begin MATERIAL

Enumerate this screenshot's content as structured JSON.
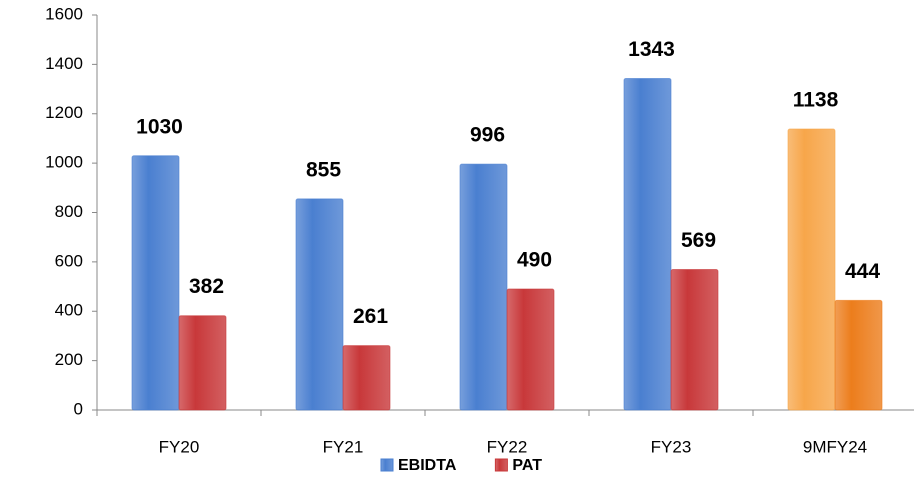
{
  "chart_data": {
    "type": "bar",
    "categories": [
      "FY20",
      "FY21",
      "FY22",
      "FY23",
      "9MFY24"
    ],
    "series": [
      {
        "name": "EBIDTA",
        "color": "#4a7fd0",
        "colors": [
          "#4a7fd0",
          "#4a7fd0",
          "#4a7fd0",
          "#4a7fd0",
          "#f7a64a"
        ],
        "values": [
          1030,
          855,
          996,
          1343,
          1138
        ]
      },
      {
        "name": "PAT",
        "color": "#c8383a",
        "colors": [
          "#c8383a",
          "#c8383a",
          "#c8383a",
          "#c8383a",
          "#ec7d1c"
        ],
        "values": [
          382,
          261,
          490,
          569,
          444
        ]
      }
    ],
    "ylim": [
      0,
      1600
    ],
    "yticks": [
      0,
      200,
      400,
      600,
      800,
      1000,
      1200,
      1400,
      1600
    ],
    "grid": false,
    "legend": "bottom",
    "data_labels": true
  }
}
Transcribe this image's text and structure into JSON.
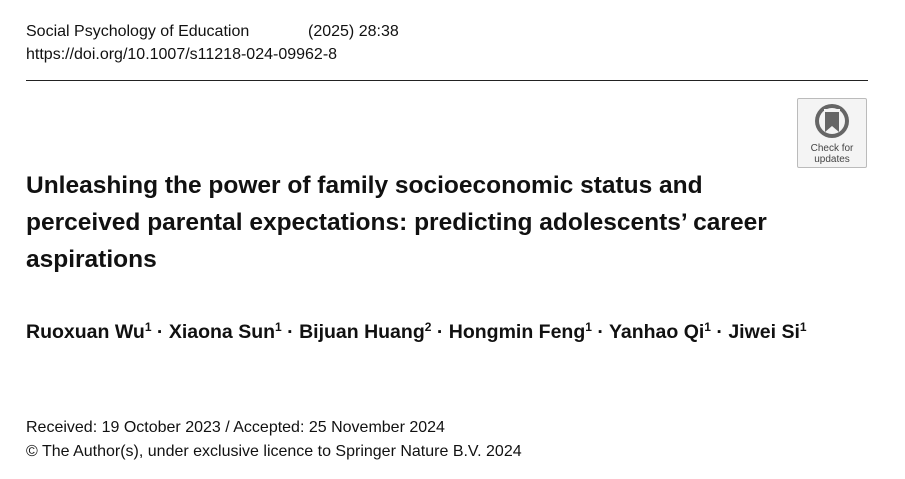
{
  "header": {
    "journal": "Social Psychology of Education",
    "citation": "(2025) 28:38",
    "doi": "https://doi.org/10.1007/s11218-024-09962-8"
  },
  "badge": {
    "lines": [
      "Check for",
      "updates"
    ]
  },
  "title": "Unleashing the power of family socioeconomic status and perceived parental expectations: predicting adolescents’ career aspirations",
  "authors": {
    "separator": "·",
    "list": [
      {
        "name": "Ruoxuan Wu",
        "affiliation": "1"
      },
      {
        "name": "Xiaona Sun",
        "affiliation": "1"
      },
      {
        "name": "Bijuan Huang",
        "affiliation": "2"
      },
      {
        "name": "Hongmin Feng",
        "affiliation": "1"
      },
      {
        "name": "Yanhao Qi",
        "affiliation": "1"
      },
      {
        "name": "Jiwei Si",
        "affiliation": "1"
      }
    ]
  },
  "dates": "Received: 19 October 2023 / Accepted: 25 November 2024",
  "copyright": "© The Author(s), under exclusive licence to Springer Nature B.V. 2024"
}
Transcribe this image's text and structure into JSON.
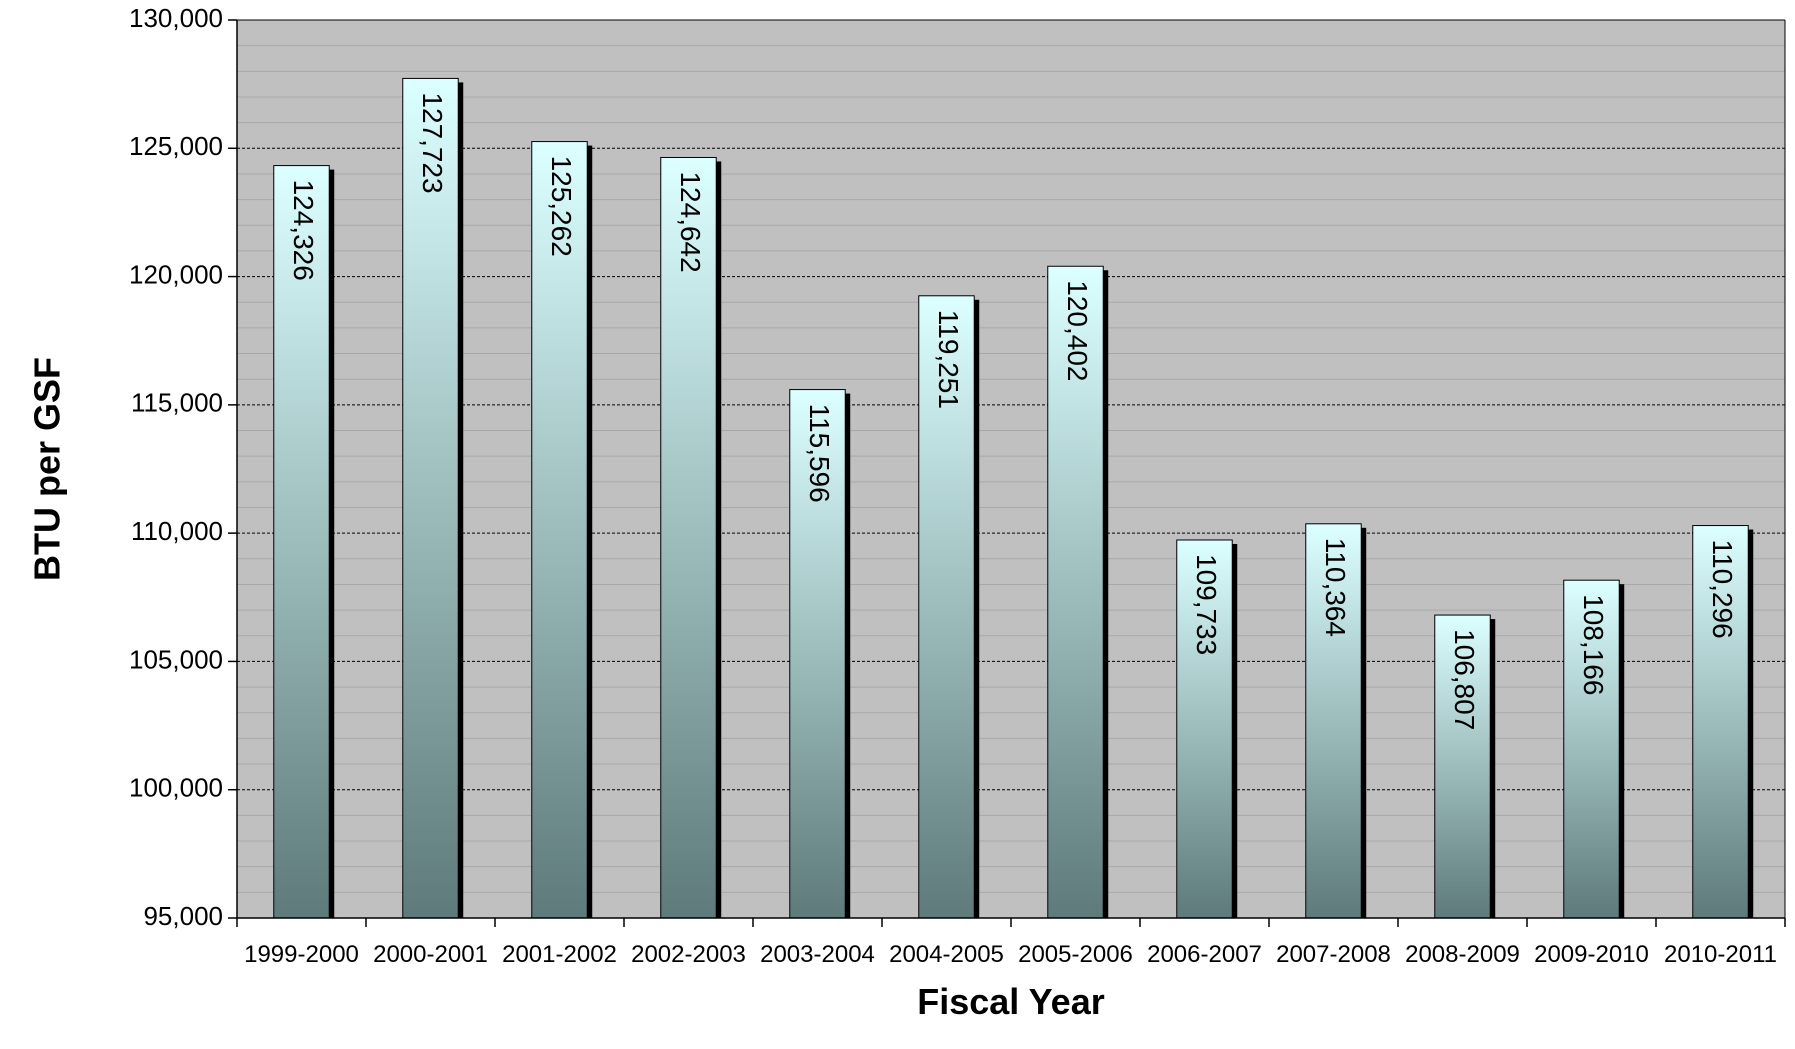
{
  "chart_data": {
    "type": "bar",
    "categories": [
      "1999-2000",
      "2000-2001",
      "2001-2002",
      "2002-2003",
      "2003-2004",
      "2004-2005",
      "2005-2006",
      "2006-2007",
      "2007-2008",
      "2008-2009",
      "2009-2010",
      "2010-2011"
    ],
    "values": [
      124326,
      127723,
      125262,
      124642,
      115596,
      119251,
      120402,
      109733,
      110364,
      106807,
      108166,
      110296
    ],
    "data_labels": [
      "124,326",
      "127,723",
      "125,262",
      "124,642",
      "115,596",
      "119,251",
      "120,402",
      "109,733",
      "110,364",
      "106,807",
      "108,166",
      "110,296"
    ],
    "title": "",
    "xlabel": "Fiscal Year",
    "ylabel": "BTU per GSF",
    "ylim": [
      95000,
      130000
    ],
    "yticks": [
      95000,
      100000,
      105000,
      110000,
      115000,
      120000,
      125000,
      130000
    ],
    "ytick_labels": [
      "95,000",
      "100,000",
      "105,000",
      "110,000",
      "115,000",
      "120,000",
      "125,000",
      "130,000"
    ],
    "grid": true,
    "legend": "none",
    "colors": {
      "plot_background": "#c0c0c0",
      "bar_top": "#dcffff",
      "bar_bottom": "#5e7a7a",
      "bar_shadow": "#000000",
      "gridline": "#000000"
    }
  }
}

end MATERIAL

#### [GIVEN TASK]
Output every entry verbatim. Pictures do not belong in the copy.

#### [SOLUTION TO THIS PROBLEM]
Enumerate this screenshot's content as structured JSON.
{
  "chart_data": {
    "type": "bar",
    "categories": [
      "FY20",
      "FY21",
      "FY22",
      "FY23",
      "9MFY24"
    ],
    "series": [
      {
        "name": "EBIDTA",
        "color": "#4a7fd0",
        "colors": [
          "#4a7fd0",
          "#4a7fd0",
          "#4a7fd0",
          "#4a7fd0",
          "#f7a64a"
        ],
        "values": [
          1030,
          855,
          996,
          1343,
          1138
        ]
      },
      {
        "name": "PAT",
        "color": "#c8383a",
        "colors": [
          "#c8383a",
          "#c8383a",
          "#c8383a",
          "#c8383a",
          "#ec7d1c"
        ],
        "values": [
          382,
          261,
          490,
          569,
          444
        ]
      }
    ],
    "ylim": [
      0,
      1600
    ],
    "yticks": [
      0,
      200,
      400,
      600,
      800,
      1000,
      1200,
      1400,
      1600
    ],
    "grid": false,
    "legend": "bottom",
    "data_labels": true
  }
}
Transcribe this image's text and structure into JSON.
{
  "header": {
    "journal": "Social Psychology of Education",
    "citation": "(2025) 28:38",
    "doi": "https://doi.org/10.1007/s11218-024-09962-8"
  },
  "badge": {
    "lines": [
      "Check for",
      "updates"
    ]
  },
  "title": "Unleashing the power of family socioeconomic status and perceived parental expectations: predicting adolescents’ career aspirations",
  "authors": {
    "separator": "·",
    "list": [
      {
        "name": "Ruoxuan Wu",
        "affiliation": "1"
      },
      {
        "name": "Xiaona Sun",
        "affiliation": "1"
      },
      {
        "name": "Bijuan Huang",
        "affiliation": "2"
      },
      {
        "name": "Hongmin Feng",
        "affiliation": "1"
      },
      {
        "name": "Yanhao Qi",
        "affiliation": "1"
      },
      {
        "name": "Jiwei Si",
        "affiliation": "1"
      }
    ]
  },
  "dates": "Received: 19 October 2023 / Accepted: 25 November 2024",
  "copyright": "© The Author(s), under exclusive licence to Springer Nature B.V. 2024"
}
Transcribe this image's text and structure into JSON.
{
  "chart_data": {
    "type": "bar",
    "categories": [
      "1999-2000",
      "2000-2001",
      "2001-2002",
      "2002-2003",
      "2003-2004",
      "2004-2005",
      "2005-2006",
      "2006-2007",
      "2007-2008",
      "2008-2009",
      "2009-2010",
      "2010-2011"
    ],
    "values": [
      124326,
      127723,
      125262,
      124642,
      115596,
      119251,
      120402,
      109733,
      110364,
      106807,
      108166,
      110296
    ],
    "data_labels": [
      "124,326",
      "127,723",
      "125,262",
      "124,642",
      "115,596",
      "119,251",
      "120,402",
      "109,733",
      "110,364",
      "106,807",
      "108,166",
      "110,296"
    ],
    "title": "",
    "xlabel": "Fiscal Year",
    "ylabel": "BTU per GSF",
    "ylim": [
      95000,
      130000
    ],
    "yticks": [
      95000,
      100000,
      105000,
      110000,
      115000,
      120000,
      125000,
      130000
    ],
    "ytick_labels": [
      "95,000",
      "100,000",
      "105,000",
      "110,000",
      "115,000",
      "120,000",
      "125,000",
      "130,000"
    ],
    "grid": true,
    "legend": "none",
    "colors": {
      "plot_background": "#c0c0c0",
      "bar_top": "#dcffff",
      "bar_bottom": "#5e7a7a",
      "bar_shadow": "#000000",
      "gridline": "#000000"
    }
  }
}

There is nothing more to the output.